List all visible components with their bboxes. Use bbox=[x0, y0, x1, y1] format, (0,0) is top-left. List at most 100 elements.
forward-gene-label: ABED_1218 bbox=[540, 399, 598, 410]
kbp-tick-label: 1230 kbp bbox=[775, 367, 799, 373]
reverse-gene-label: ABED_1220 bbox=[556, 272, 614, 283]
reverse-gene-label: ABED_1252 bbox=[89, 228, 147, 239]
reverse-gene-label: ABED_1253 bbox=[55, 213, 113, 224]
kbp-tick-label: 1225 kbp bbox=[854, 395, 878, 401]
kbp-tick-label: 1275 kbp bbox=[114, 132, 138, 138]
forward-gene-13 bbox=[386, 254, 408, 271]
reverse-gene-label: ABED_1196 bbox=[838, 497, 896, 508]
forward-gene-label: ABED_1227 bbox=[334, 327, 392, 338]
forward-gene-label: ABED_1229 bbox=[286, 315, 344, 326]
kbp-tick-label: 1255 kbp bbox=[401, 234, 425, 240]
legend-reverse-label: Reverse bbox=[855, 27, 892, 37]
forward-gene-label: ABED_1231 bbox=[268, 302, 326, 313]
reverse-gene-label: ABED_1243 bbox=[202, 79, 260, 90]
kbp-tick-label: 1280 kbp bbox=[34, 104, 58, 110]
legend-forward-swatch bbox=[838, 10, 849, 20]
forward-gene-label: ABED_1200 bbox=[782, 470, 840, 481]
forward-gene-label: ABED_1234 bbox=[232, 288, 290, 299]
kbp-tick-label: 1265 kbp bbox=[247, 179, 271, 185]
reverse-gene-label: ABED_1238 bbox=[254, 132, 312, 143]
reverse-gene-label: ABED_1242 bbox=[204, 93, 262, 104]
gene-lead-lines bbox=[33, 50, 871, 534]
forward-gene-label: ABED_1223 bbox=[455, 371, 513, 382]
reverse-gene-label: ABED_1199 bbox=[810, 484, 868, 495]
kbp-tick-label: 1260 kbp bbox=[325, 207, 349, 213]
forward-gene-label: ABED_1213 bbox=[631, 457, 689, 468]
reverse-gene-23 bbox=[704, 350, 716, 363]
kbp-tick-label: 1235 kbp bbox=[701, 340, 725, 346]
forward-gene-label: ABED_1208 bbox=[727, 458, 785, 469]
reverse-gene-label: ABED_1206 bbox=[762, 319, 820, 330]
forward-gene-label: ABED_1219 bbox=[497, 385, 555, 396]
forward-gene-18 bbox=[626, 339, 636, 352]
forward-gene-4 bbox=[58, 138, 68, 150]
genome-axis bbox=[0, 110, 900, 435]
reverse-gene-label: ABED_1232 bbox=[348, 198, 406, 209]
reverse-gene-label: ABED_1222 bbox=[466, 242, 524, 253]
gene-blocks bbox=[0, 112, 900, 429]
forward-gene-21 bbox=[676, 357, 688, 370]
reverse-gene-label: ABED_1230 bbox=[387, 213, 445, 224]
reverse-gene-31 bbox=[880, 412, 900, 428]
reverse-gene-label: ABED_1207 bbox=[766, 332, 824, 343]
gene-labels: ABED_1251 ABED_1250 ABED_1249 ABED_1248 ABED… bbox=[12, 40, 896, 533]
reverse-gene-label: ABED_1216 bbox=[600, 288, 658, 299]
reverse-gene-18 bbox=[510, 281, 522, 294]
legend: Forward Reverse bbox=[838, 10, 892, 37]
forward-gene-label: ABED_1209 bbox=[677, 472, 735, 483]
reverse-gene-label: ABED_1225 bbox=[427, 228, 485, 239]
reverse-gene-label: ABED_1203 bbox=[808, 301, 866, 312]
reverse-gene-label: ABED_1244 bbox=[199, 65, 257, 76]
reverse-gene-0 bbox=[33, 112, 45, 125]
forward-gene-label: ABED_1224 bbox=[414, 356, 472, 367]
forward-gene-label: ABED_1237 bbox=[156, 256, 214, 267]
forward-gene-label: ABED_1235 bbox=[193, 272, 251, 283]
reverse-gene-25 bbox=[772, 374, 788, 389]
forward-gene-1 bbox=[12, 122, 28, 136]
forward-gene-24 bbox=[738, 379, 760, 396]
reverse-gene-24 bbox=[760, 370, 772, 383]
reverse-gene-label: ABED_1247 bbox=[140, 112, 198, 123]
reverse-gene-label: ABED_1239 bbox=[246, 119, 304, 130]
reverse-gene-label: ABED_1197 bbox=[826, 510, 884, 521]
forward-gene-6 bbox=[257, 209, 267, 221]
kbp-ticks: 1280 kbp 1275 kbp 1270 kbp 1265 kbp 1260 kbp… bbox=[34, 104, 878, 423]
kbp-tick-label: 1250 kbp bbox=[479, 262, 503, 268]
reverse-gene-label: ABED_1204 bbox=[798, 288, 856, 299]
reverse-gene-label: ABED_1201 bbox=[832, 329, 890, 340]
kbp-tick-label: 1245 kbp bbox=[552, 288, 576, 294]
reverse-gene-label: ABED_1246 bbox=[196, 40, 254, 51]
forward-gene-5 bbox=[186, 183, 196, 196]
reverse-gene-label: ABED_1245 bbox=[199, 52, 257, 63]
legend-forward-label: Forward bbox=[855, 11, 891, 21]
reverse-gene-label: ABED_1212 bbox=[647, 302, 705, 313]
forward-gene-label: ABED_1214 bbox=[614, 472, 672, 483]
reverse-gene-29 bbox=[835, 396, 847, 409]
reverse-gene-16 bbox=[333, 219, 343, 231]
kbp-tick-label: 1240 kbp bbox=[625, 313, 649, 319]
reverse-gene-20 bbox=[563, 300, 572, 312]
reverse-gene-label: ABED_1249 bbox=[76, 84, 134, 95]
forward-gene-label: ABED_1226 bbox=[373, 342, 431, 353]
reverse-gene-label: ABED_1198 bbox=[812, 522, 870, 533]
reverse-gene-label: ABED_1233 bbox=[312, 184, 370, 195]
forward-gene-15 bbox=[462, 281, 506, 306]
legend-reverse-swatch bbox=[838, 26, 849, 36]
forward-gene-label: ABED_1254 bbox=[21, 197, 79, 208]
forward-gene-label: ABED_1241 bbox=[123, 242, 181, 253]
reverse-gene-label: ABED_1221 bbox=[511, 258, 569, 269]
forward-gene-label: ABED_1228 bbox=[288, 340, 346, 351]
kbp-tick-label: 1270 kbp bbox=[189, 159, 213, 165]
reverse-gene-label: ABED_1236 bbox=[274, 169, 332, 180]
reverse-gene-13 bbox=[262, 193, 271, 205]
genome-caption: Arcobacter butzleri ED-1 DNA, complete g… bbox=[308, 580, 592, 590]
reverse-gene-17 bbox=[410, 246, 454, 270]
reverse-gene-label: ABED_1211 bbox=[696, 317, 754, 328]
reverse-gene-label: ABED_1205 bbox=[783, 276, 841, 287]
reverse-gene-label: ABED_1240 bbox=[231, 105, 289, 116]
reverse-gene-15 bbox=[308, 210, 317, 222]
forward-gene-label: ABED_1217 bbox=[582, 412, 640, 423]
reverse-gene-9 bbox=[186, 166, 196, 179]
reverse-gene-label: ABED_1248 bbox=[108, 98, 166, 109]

==========

What this task involves — Retype the material exactly, including every line.

Solution for this exercise —
List all visible components with their bboxes. Use bbox=[x0, y0, x1, y1] format, (0,0) is top-left. List at most 100 elements.
forward-gene-label: ABED_1218 bbox=[540, 399, 598, 410]
kbp-tick-label: 1230 kbp bbox=[775, 367, 799, 373]
reverse-gene-label: ABED_1220 bbox=[556, 272, 614, 283]
reverse-gene-label: ABED_1252 bbox=[89, 228, 147, 239]
reverse-gene-label: ABED_1253 bbox=[55, 213, 113, 224]
kbp-tick-label: 1225 kbp bbox=[854, 395, 878, 401]
kbp-tick-label: 1275 kbp bbox=[114, 132, 138, 138]
forward-gene-13 bbox=[386, 254, 408, 271]
reverse-gene-label: ABED_1196 bbox=[838, 497, 896, 508]
forward-gene-label: ABED_1227 bbox=[334, 327, 392, 338]
forward-gene-label: ABED_1229 bbox=[286, 315, 344, 326]
kbp-tick-label: 1255 kbp bbox=[401, 234, 425, 240]
legend-reverse-label: Reverse bbox=[855, 27, 892, 37]
forward-gene-label: ABED_1231 bbox=[268, 302, 326, 313]
reverse-gene-label: ABED_1243 bbox=[202, 79, 260, 90]
kbp-tick-label: 1280 kbp bbox=[34, 104, 58, 110]
legend-forward-swatch bbox=[838, 10, 849, 20]
forward-gene-label: ABED_1200 bbox=[782, 470, 840, 481]
forward-gene-label: ABED_1234 bbox=[232, 288, 290, 299]
kbp-tick-label: 1265 kbp bbox=[247, 179, 271, 185]
reverse-gene-label: ABED_1238 bbox=[254, 132, 312, 143]
reverse-gene-label: ABED_1242 bbox=[204, 93, 262, 104]
gene-lead-lines bbox=[33, 50, 871, 534]
forward-gene-label: ABED_1223 bbox=[455, 371, 513, 382]
reverse-gene-label: ABED_1199 bbox=[810, 484, 868, 495]
kbp-tick-label: 1260 kbp bbox=[325, 207, 349, 213]
forward-gene-label: ABED_1213 bbox=[631, 457, 689, 468]
reverse-gene-23 bbox=[704, 350, 716, 363]
kbp-tick-label: 1235 kbp bbox=[701, 340, 725, 346]
forward-gene-label: ABED_1208 bbox=[727, 458, 785, 469]
reverse-gene-label: ABED_1206 bbox=[762, 319, 820, 330]
forward-gene-label: ABED_1219 bbox=[497, 385, 555, 396]
forward-gene-18 bbox=[626, 339, 636, 352]
forward-gene-4 bbox=[58, 138, 68, 150]
genome-axis bbox=[0, 110, 900, 435]
reverse-gene-label: ABED_1232 bbox=[348, 198, 406, 209]
reverse-gene-label: ABED_1222 bbox=[466, 242, 524, 253]
gene-blocks bbox=[0, 112, 900, 429]
forward-gene-21 bbox=[676, 357, 688, 370]
reverse-gene-label: ABED_1230 bbox=[387, 213, 445, 224]
reverse-gene-31 bbox=[880, 412, 900, 428]
reverse-gene-label: ABED_1207 bbox=[766, 332, 824, 343]
gene-labels: ABED_1251 ABED_1250 ABED_1249 ABED_1248 ABED… bbox=[12, 40, 896, 533]
reverse-gene-label: ABED_1216 bbox=[600, 288, 658, 299]
reverse-gene-18 bbox=[510, 281, 522, 294]
legend: Forward Reverse bbox=[838, 10, 892, 37]
forward-gene-label: ABED_1209 bbox=[677, 472, 735, 483]
reverse-gene-label: ABED_1225 bbox=[427, 228, 485, 239]
reverse-gene-label: ABED_1203 bbox=[808, 301, 866, 312]
reverse-gene-label: ABED_1244 bbox=[199, 65, 257, 76]
reverse-gene-0 bbox=[33, 112, 45, 125]
forward-gene-label: ABED_1224 bbox=[414, 356, 472, 367]
forward-gene-label: ABED_1237 bbox=[156, 256, 214, 267]
forward-gene-label: ABED_1235 bbox=[193, 272, 251, 283]
reverse-gene-25 bbox=[772, 374, 788, 389]
forward-gene-1 bbox=[12, 122, 28, 136]
forward-gene-24 bbox=[738, 379, 760, 396]
reverse-gene-24 bbox=[760, 370, 772, 383]
reverse-gene-label: ABED_1247 bbox=[140, 112, 198, 123]
reverse-gene-label: ABED_1239 bbox=[246, 119, 304, 130]
reverse-gene-label: ABED_1197 bbox=[826, 510, 884, 521]
forward-gene-6 bbox=[257, 209, 267, 221]
kbp-ticks: 1280 kbp 1275 kbp 1270 kbp 1265 kbp 1260 kbp… bbox=[34, 104, 878, 423]
kbp-tick-label: 1250 kbp bbox=[479, 262, 503, 268]
reverse-gene-label: ABED_1204 bbox=[798, 288, 856, 299]
reverse-gene-label: ABED_1201 bbox=[832, 329, 890, 340]
kbp-tick-label: 1245 kbp bbox=[552, 288, 576, 294]
reverse-gene-label: ABED_1246 bbox=[196, 40, 254, 51]
forward-gene-5 bbox=[186, 183, 196, 196]
reverse-gene-label: ABED_1245 bbox=[199, 52, 257, 63]
legend-forward-label: Forward bbox=[855, 11, 891, 21]
reverse-gene-label: ABED_1212 bbox=[647, 302, 705, 313]
forward-gene-label: ABED_1214 bbox=[614, 472, 672, 483]
reverse-gene-29 bbox=[835, 396, 847, 409]
reverse-gene-16 bbox=[333, 219, 343, 231]
kbp-tick-label: 1240 kbp bbox=[625, 313, 649, 319]
reverse-gene-20 bbox=[563, 300, 572, 312]
reverse-gene-label: ABED_1249 bbox=[76, 84, 134, 95]
forward-gene-label: ABED_1226 bbox=[373, 342, 431, 353]
reverse-gene-label: ABED_1198 bbox=[812, 522, 870, 533]
reverse-gene-label: ABED_1233 bbox=[312, 184, 370, 195]
forward-gene-15 bbox=[462, 281, 506, 306]
legend-reverse-swatch bbox=[838, 26, 849, 36]
forward-gene-label: ABED_1254 bbox=[21, 197, 79, 208]
forward-gene-label: ABED_1241 bbox=[123, 242, 181, 253]
reverse-gene-label: ABED_1221 bbox=[511, 258, 569, 269]
forward-gene-label: ABED_1228 bbox=[288, 340, 346, 351]
kbp-tick-label: 1270 kbp bbox=[189, 159, 213, 165]
reverse-gene-label: ABED_1236 bbox=[274, 169, 332, 180]
reverse-gene-13 bbox=[262, 193, 271, 205]
genome-caption: Arcobacter butzleri ED-1 DNA, complete g… bbox=[308, 580, 592, 590]
reverse-gene-17 bbox=[410, 246, 454, 270]
reverse-gene-label: ABED_1211 bbox=[696, 317, 754, 328]
reverse-gene-label: ABED_1205 bbox=[783, 276, 841, 287]
reverse-gene-label: ABED_1240 bbox=[231, 105, 289, 116]
reverse-gene-15 bbox=[308, 210, 317, 222]
forward-gene-label: ABED_1217 bbox=[582, 412, 640, 423]
reverse-gene-9 bbox=[186, 166, 196, 179]
reverse-gene-label: ABED_1248 bbox=[108, 98, 166, 109]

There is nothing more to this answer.